Instruction> Lines containing the word "title" are to be counted; state their number and nothing further.

Extracted material>
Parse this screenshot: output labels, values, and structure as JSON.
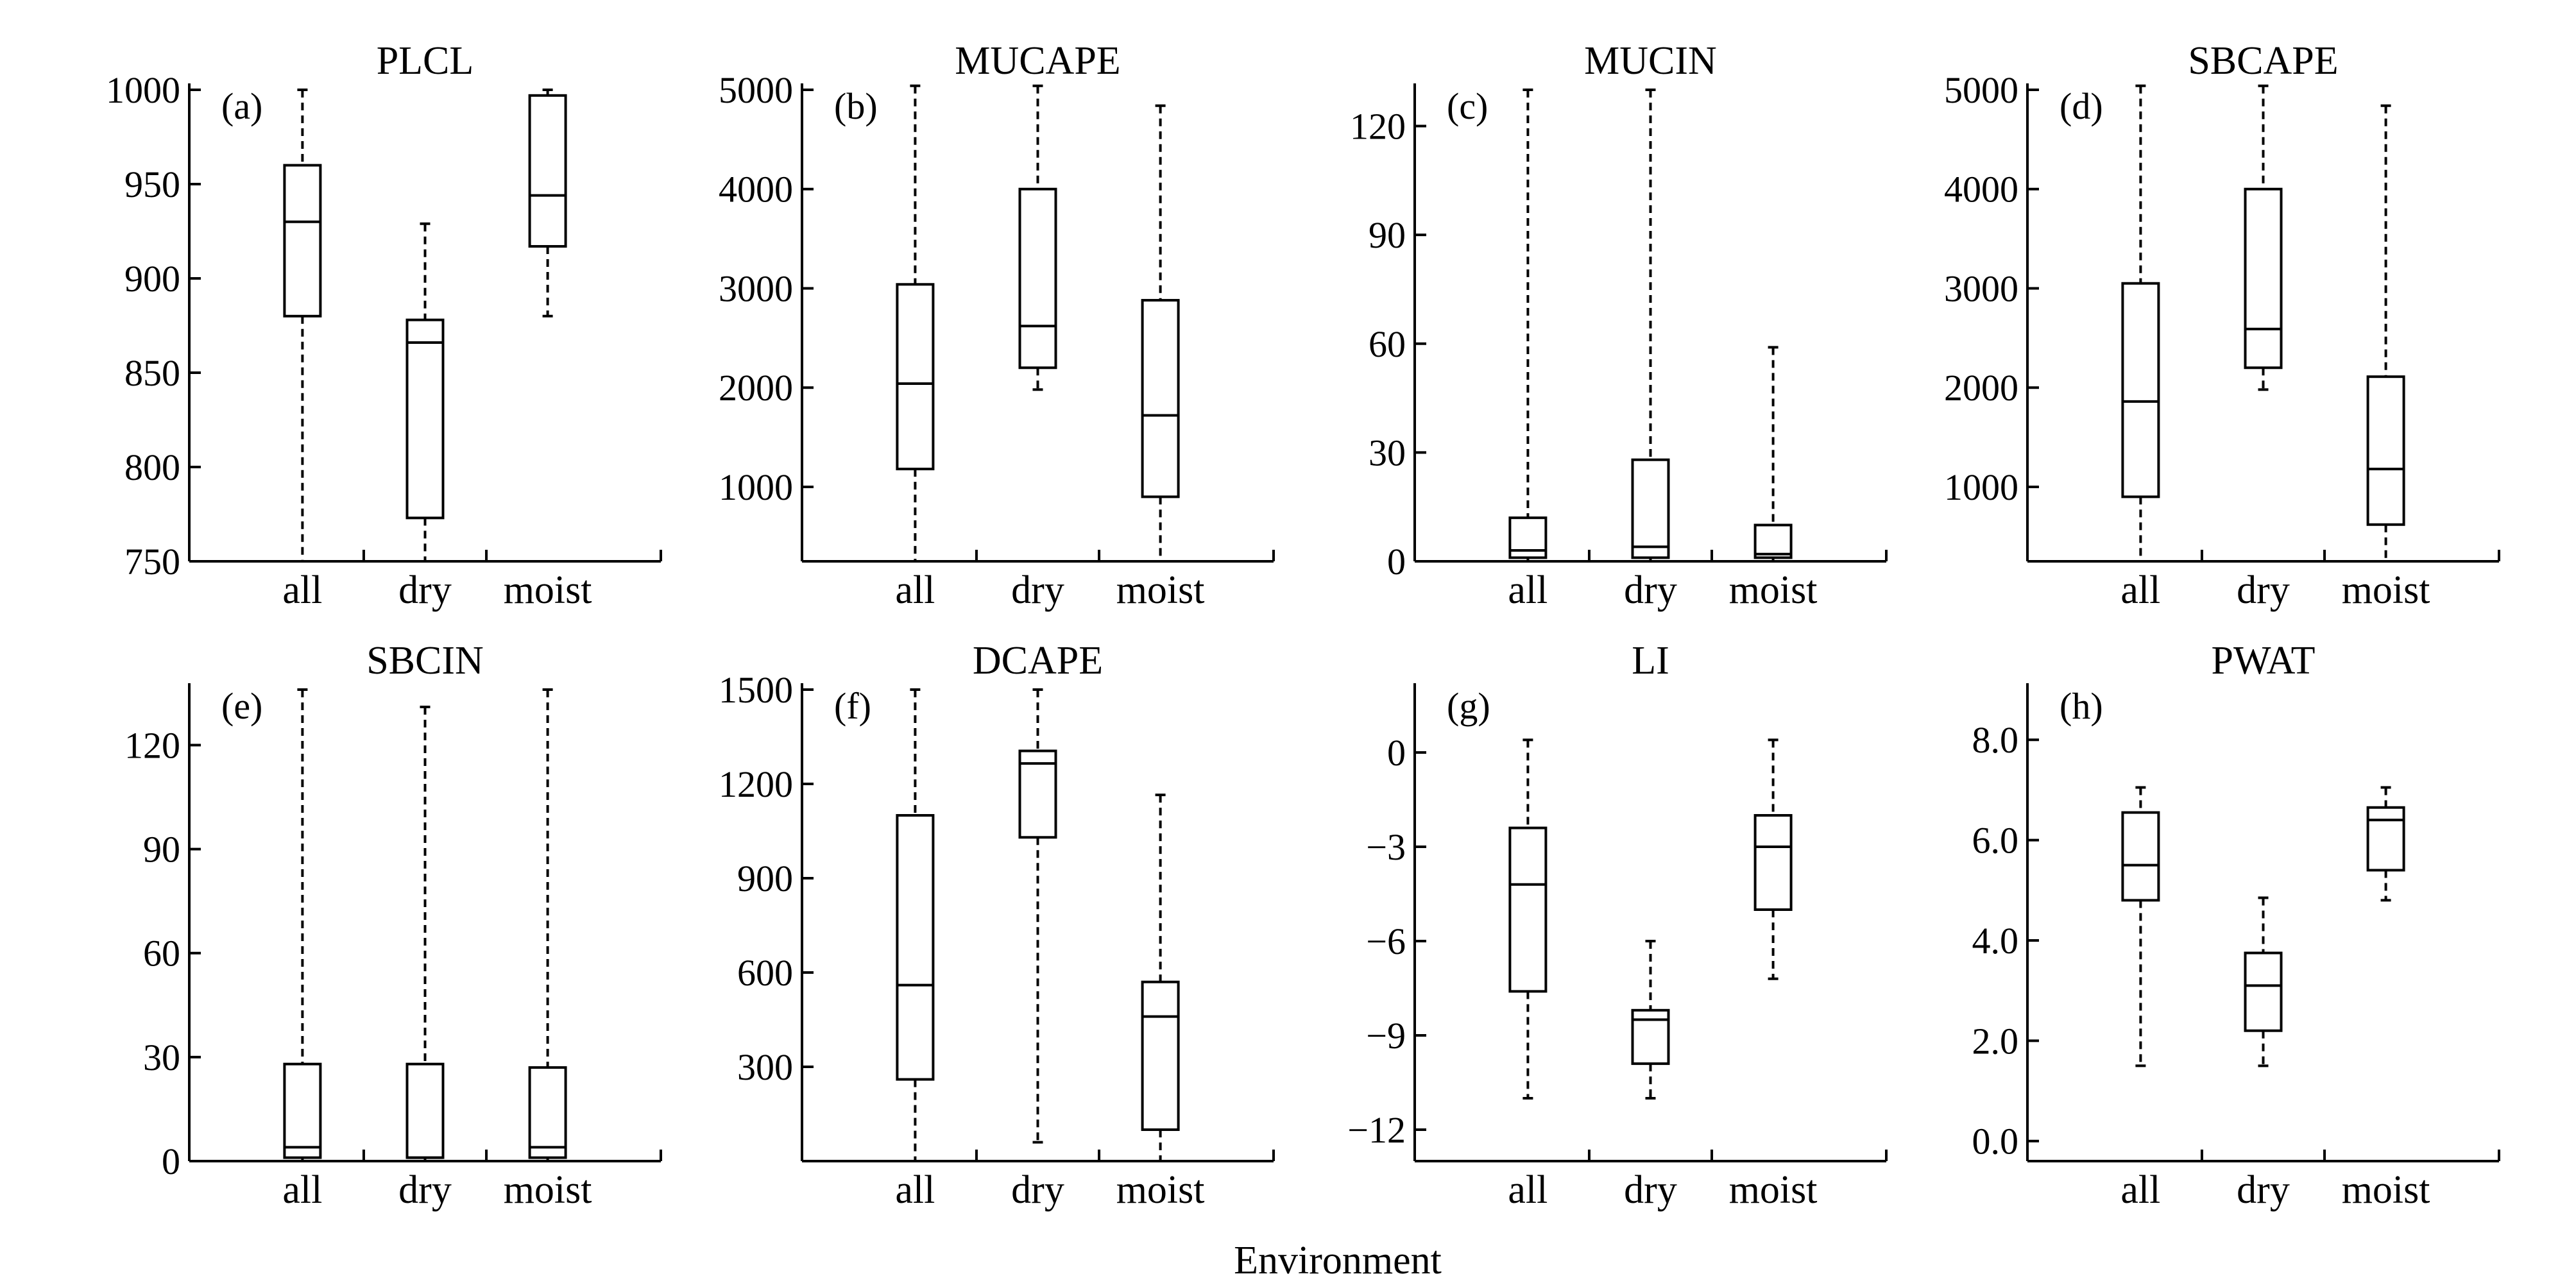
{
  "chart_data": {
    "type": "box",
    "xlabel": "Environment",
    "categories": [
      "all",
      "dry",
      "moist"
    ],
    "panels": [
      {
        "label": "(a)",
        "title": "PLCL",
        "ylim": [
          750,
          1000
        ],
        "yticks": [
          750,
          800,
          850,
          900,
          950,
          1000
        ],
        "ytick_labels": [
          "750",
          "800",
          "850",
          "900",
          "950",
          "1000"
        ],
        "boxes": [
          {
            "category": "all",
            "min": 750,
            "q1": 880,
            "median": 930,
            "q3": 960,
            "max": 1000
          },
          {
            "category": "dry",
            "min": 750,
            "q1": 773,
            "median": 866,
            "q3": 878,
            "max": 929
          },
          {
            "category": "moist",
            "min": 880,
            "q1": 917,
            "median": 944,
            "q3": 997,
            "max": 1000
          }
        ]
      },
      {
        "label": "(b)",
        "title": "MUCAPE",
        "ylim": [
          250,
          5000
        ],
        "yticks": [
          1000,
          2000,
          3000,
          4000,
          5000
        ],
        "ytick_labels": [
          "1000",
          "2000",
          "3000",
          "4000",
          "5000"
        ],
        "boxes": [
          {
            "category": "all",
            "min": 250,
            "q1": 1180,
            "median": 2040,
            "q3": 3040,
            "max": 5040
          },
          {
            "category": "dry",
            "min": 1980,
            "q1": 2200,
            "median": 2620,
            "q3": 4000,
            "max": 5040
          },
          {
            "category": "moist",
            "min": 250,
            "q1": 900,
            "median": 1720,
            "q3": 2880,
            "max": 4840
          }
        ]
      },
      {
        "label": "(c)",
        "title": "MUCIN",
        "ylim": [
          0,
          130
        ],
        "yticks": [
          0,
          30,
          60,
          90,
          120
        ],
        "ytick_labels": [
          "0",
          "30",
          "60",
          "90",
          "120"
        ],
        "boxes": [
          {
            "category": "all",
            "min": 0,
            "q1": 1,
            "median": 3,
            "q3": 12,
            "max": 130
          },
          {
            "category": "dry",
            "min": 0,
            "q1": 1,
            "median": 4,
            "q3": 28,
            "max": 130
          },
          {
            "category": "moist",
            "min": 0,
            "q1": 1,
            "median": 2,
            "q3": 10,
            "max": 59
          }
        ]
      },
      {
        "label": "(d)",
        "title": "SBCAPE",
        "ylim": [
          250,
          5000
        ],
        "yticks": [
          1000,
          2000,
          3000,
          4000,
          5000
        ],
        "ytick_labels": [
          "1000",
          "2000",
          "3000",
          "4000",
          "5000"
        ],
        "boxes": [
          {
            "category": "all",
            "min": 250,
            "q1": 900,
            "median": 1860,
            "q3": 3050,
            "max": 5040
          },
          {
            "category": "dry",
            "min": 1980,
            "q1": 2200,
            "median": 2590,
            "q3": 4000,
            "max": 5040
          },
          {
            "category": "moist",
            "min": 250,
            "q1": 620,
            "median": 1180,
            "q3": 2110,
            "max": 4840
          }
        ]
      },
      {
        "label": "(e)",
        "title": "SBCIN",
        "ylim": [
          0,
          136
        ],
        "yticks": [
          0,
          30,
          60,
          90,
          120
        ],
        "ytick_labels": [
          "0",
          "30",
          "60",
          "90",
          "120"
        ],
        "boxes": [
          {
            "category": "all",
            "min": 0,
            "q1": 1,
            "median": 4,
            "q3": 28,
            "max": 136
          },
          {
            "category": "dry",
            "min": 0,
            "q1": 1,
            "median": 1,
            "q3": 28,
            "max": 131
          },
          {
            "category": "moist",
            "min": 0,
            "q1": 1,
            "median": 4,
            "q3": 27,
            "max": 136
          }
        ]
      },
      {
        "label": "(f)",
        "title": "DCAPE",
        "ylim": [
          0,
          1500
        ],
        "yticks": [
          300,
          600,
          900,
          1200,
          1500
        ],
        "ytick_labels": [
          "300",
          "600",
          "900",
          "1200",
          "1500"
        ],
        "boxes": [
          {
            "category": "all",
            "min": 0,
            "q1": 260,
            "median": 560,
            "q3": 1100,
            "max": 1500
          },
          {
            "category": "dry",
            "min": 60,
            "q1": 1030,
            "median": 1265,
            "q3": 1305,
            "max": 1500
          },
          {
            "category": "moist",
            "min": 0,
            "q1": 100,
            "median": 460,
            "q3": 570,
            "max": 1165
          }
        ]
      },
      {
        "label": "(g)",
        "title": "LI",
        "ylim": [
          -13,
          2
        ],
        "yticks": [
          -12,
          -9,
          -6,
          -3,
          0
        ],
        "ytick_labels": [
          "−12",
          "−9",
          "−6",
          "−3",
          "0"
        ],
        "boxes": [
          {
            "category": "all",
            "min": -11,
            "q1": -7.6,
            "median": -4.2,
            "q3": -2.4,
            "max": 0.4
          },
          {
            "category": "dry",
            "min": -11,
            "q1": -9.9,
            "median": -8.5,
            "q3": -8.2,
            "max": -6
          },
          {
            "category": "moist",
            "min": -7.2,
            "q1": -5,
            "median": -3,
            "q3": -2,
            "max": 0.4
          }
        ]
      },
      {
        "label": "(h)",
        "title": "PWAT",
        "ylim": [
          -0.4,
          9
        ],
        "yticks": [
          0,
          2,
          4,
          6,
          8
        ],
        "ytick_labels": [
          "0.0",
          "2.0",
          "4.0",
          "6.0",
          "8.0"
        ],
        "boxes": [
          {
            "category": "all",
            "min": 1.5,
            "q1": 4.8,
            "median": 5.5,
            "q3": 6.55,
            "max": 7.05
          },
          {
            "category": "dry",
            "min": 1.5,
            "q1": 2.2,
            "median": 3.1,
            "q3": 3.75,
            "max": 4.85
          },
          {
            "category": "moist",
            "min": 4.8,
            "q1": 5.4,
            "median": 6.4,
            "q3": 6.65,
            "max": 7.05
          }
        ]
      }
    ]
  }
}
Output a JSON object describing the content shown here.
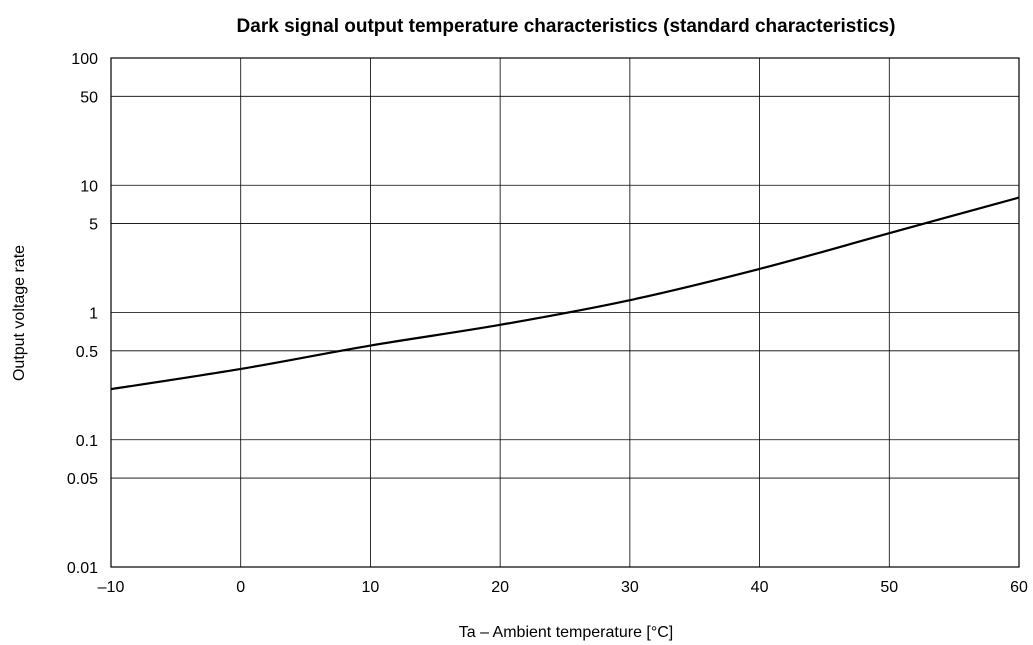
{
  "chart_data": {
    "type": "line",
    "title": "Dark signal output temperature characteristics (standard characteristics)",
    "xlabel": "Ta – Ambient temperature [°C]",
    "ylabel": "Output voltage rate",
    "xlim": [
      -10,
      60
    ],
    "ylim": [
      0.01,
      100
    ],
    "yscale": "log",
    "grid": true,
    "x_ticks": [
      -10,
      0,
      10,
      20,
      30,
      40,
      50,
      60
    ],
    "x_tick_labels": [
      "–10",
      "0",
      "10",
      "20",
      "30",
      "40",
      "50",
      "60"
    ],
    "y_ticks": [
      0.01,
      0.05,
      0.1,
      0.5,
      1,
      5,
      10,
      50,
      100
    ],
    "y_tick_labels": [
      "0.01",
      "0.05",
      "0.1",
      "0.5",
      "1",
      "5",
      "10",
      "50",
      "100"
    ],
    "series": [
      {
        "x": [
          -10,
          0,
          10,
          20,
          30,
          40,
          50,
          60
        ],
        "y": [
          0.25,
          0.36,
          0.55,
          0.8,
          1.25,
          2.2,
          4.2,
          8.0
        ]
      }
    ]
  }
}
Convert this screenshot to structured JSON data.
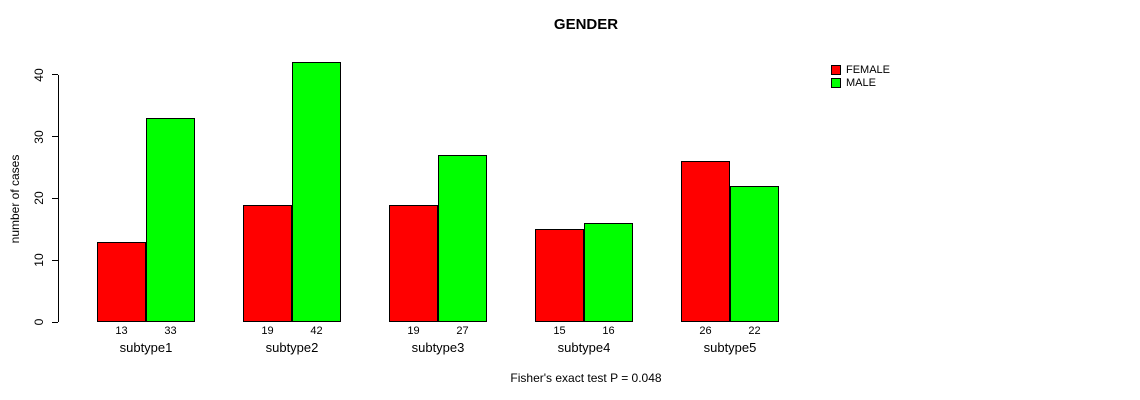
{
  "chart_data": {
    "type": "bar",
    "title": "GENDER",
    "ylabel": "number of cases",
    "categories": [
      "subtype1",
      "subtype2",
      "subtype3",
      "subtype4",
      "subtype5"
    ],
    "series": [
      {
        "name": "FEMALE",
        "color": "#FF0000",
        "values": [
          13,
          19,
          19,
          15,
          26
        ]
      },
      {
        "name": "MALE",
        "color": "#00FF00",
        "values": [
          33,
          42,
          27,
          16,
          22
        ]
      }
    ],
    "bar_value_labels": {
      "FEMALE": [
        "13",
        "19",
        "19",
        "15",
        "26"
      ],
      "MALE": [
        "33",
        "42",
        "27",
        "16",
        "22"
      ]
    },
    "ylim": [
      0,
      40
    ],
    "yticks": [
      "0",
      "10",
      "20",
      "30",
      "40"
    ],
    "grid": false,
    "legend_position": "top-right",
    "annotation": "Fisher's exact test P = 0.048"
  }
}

Solution to this task> 10